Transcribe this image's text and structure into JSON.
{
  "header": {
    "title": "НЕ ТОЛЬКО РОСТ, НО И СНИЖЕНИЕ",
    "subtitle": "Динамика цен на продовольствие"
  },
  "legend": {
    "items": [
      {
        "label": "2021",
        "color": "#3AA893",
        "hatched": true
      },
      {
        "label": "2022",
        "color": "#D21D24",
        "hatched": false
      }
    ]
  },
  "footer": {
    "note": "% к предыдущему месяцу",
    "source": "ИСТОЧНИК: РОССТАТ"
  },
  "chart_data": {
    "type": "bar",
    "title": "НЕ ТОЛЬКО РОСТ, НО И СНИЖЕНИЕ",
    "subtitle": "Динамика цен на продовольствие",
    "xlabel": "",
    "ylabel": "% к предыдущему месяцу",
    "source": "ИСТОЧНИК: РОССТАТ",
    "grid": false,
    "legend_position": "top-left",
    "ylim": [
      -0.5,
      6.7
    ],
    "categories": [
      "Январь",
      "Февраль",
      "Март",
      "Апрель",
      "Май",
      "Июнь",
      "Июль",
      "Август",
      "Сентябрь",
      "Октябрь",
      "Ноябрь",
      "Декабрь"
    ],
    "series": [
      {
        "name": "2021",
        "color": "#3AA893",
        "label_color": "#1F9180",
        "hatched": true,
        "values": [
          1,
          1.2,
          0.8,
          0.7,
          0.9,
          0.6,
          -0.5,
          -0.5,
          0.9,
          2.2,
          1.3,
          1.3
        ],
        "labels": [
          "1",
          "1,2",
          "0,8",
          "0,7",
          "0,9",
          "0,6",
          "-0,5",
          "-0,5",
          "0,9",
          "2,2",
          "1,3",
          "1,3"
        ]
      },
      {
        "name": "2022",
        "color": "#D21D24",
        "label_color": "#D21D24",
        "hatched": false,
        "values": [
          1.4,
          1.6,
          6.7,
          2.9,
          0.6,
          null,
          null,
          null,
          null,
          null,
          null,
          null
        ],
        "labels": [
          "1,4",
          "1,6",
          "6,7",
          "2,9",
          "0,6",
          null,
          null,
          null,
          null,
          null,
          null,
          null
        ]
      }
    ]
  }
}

Job>
Gather each line in these records that contains the string "РОССТАТ".

Answer in full>
    "source": "ИСТОЧНИК: РОССТАТ"
    "source": "ИСТОЧНИК: РОССТАТ",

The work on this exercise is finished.